§ DATA FOR PROCESSING:
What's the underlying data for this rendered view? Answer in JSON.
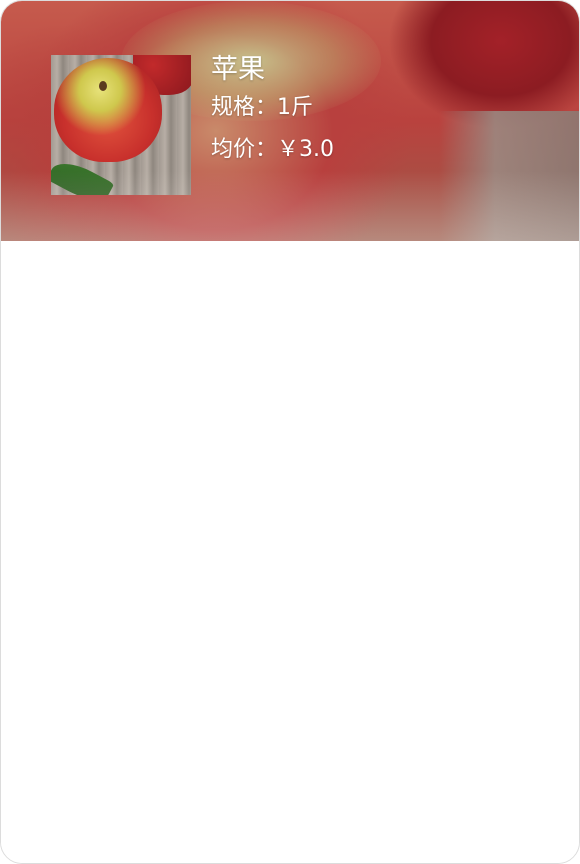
{
  "product": {
    "name": "苹果",
    "spec_label": "规格：",
    "spec_value": "1斤",
    "price_label": "均价：",
    "price_value": "￥3.0"
  },
  "images": {
    "banner": "apple-background-photo",
    "thumbnail": "apple-product-photo"
  },
  "colors": {
    "text_on_banner": "#ffffff",
    "card_border": "#dcdcdc",
    "background": "#ffffff"
  }
}
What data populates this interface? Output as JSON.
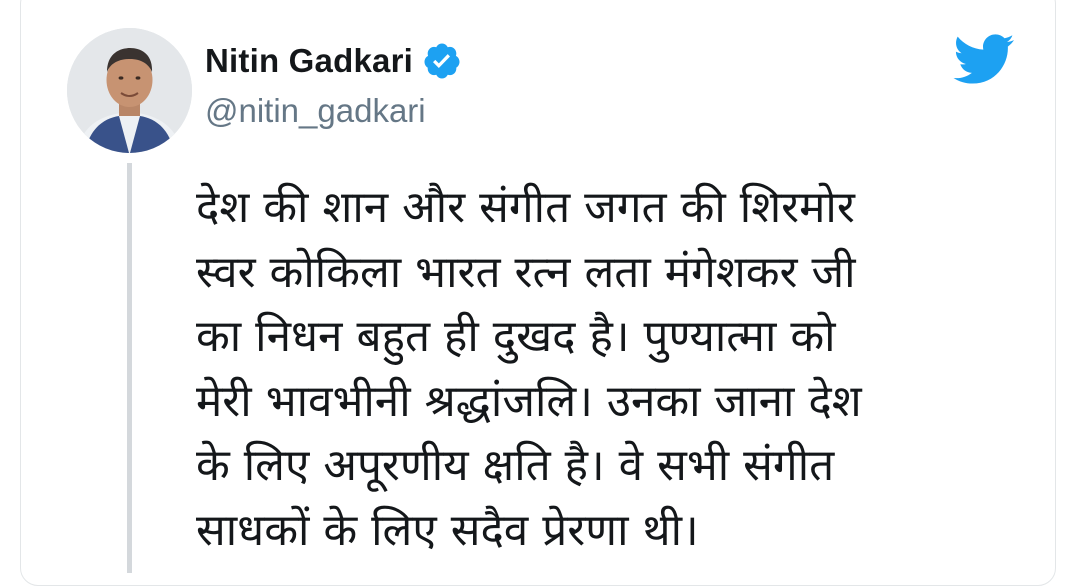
{
  "colors": {
    "twitter_blue": "#1da1f2",
    "text_primary": "#14171a",
    "text_secondary": "#657786",
    "thread_line": "#d4d8dc"
  },
  "author": {
    "display_name": "Nitin Gadkari",
    "handle": "@nitin_gadkari",
    "verified": true,
    "avatar_icon": "profile-photo",
    "verified_icon": "verified-badge-icon"
  },
  "brand_icon": "twitter-bird-icon",
  "tweet": {
    "lines": [
      "देश की शान और संगीत जगत की शिरमोर",
      "स्वर कोकिला भारत रत्न लता मंगेशकर जी",
      "का निधन बहुत ही दुखद है। पुण्यात्मा को",
      "मेरी भावभीनी श्रद्धांजलि। उनका जाना देश",
      "के लिए अपूरणीय क्षति है। वे सभी संगीत",
      "साधकों के लिए सदैव प्रेरणा थी।"
    ]
  }
}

§ SHORT TASK: The records above need to be restated word for word, with the pictures left out.

§ SOLUTION TO THIS PROBLEM:
What's the underlying data for this rendered view? Answer in JSON.
{
  "product": {
    "name": "苹果",
    "spec_label": "规格：",
    "spec_value": "1斤",
    "price_label": "均价：",
    "price_value": "￥3.0"
  },
  "images": {
    "banner": "apple-background-photo",
    "thumbnail": "apple-product-photo"
  },
  "colors": {
    "text_on_banner": "#ffffff",
    "card_border": "#dcdcdc",
    "background": "#ffffff"
  }
}
What data populates this interface? Output as JSON.
{
  "colors": {
    "twitter_blue": "#1da1f2",
    "text_primary": "#14171a",
    "text_secondary": "#657786",
    "thread_line": "#d4d8dc"
  },
  "author": {
    "display_name": "Nitin Gadkari",
    "handle": "@nitin_gadkari",
    "verified": true,
    "avatar_icon": "profile-photo",
    "verified_icon": "verified-badge-icon"
  },
  "brand_icon": "twitter-bird-icon",
  "tweet": {
    "lines": [
      "देश की शान और संगीत जगत की शिरमोर",
      "स्वर कोकिला भारत रत्न लता मंगेशकर जी",
      "का निधन बहुत ही दुखद है। पुण्यात्मा को",
      "मेरी भावभीनी श्रद्धांजलि। उनका जाना देश",
      "के लिए अपूरणीय क्षति है। वे सभी संगीत",
      "साधकों के लिए सदैव प्रेरणा थी।"
    ]
  }
}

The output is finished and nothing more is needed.